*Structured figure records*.
╔══

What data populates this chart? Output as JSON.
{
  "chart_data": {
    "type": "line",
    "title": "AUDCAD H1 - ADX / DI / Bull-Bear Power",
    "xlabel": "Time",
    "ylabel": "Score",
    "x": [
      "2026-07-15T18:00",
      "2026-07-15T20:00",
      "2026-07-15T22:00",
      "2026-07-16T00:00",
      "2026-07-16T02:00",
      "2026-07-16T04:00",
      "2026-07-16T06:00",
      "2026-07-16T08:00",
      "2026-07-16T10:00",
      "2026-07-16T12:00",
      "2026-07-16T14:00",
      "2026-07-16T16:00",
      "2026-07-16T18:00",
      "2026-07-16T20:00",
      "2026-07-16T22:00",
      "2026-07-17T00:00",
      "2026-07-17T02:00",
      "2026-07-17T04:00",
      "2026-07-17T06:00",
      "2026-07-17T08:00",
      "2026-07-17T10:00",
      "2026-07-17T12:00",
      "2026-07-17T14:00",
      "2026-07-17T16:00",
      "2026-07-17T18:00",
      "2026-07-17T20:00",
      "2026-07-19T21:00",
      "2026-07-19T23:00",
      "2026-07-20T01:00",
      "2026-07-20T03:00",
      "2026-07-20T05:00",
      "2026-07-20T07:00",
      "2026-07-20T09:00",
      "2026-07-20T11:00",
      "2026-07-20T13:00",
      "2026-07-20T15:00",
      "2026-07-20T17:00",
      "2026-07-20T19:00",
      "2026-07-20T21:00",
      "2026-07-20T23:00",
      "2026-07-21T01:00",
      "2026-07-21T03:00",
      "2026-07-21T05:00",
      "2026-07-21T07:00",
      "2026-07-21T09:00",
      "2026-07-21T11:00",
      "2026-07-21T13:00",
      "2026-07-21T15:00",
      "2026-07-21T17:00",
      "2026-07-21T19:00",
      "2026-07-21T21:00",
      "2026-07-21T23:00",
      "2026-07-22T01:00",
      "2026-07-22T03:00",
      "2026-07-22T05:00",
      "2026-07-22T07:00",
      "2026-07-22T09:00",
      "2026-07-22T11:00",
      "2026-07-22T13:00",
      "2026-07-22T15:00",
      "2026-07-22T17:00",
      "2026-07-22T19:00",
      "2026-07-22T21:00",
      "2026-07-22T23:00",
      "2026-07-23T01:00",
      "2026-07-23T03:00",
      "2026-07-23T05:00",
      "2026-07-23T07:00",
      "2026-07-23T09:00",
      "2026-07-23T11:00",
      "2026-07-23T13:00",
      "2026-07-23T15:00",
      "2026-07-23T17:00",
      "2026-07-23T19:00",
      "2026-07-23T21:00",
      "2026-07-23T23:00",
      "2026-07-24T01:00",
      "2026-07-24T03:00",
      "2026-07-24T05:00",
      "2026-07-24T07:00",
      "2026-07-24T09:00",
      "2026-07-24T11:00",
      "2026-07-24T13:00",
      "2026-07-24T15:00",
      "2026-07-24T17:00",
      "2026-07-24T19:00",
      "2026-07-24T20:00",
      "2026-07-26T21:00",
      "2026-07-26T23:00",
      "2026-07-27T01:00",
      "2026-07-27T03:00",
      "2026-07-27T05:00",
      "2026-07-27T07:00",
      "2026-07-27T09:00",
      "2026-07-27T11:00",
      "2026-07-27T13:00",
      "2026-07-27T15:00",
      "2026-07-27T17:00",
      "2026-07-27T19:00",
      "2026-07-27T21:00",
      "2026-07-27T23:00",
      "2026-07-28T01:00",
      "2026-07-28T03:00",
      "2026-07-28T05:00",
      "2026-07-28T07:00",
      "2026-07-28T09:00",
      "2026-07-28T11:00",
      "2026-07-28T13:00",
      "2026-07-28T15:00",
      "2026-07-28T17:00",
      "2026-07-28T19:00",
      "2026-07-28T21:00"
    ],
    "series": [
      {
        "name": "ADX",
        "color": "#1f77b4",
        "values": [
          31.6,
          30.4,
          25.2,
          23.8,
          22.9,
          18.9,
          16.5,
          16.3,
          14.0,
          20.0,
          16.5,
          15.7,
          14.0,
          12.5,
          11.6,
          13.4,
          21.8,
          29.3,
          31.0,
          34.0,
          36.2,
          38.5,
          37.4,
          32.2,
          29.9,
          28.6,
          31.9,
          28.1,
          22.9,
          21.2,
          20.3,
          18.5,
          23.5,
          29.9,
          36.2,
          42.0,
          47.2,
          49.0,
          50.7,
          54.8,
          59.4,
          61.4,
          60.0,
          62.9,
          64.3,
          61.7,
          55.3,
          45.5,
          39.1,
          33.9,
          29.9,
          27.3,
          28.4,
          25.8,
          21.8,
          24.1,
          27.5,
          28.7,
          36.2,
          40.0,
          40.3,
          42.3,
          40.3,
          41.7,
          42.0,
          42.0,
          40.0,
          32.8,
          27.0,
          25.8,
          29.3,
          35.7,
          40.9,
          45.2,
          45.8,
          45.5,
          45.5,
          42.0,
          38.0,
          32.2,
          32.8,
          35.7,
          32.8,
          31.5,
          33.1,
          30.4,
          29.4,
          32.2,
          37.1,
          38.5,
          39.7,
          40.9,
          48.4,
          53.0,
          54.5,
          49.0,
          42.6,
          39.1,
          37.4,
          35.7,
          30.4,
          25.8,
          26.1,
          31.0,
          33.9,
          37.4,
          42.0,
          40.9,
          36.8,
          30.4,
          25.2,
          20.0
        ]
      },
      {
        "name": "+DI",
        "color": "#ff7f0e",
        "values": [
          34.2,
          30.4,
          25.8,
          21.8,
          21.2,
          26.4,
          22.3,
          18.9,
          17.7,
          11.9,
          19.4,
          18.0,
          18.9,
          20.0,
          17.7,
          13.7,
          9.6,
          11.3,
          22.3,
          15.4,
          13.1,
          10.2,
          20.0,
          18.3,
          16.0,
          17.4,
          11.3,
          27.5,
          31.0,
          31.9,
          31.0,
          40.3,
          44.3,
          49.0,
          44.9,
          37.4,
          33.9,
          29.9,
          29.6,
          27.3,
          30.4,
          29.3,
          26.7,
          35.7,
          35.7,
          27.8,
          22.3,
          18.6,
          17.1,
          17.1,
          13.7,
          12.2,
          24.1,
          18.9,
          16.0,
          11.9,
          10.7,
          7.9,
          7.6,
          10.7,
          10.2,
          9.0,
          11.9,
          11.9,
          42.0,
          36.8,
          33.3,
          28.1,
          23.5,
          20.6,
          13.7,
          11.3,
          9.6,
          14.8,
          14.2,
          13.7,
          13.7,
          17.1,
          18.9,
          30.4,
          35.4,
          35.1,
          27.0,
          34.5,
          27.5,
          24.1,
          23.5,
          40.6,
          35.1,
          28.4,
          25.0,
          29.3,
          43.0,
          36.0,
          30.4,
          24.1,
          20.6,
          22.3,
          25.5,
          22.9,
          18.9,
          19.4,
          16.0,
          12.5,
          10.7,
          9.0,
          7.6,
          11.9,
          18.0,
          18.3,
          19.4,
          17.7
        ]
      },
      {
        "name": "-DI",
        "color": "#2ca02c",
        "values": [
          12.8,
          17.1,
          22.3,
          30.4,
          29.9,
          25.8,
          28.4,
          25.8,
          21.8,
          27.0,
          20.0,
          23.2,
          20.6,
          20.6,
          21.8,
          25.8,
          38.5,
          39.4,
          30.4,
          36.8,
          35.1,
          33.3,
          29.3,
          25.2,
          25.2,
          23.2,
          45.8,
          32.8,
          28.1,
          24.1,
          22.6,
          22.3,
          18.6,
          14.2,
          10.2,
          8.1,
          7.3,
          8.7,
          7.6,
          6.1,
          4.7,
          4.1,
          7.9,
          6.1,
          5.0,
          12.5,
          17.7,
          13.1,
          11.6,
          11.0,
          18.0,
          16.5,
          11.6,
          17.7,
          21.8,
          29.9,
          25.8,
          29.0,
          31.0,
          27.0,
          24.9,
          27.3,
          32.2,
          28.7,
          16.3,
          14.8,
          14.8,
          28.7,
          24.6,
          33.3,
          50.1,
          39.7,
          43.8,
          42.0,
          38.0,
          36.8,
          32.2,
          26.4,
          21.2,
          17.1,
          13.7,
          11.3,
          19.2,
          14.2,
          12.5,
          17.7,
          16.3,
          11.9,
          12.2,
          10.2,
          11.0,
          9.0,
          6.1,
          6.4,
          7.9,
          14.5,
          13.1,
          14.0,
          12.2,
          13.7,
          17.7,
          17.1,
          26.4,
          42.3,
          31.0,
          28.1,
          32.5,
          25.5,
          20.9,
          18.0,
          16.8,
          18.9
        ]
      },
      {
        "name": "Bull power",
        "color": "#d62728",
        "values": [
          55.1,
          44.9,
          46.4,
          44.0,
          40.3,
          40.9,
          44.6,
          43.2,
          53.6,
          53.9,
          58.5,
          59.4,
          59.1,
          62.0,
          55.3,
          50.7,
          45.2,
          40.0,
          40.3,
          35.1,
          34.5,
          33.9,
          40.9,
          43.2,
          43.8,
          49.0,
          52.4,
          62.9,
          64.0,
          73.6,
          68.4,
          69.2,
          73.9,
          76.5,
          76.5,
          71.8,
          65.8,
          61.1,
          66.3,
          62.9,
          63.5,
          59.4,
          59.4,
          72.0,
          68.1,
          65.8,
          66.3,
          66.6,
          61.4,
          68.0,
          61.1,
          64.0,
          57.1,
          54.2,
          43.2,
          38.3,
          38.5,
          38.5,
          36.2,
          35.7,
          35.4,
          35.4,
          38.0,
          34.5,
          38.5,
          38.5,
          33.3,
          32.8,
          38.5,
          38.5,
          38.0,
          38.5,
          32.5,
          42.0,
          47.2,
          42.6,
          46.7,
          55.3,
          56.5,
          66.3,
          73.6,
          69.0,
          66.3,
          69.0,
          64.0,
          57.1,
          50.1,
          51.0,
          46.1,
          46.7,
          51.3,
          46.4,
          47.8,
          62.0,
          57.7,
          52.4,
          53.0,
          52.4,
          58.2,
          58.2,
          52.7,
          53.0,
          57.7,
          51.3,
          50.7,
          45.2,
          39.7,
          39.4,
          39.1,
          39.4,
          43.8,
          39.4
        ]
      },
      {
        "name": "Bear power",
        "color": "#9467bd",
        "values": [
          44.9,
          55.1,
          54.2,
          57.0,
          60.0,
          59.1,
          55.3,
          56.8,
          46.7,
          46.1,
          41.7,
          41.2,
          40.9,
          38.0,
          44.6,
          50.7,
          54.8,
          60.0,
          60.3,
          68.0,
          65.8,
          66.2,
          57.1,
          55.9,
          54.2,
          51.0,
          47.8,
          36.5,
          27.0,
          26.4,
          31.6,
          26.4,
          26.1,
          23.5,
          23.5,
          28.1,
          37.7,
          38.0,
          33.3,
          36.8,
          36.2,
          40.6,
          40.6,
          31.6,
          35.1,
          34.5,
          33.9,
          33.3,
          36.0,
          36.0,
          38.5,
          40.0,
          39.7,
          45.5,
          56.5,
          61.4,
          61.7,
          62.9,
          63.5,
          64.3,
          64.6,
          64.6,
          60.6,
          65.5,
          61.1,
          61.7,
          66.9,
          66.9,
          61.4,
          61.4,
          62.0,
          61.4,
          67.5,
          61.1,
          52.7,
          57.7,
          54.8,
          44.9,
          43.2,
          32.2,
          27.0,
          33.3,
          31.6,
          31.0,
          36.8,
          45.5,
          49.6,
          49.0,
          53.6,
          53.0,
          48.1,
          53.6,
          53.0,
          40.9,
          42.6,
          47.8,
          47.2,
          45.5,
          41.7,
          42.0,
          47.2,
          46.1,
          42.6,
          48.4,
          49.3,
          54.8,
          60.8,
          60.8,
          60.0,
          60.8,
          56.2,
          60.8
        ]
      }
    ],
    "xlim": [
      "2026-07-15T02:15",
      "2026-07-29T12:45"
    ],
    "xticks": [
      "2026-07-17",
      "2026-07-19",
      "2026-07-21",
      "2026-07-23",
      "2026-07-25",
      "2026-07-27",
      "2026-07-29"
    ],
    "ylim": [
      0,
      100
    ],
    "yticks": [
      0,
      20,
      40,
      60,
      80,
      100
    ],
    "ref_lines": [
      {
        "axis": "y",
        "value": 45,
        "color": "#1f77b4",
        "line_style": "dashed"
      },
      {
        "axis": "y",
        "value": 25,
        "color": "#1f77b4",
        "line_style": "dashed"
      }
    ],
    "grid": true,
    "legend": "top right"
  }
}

╚══

*Objective*. Collect each line containing the string "Bear".

*Reply*.
    "title": "AUDCAD H1 - ADX / DI / Bull-Bear Power",
        "name": "Bear power",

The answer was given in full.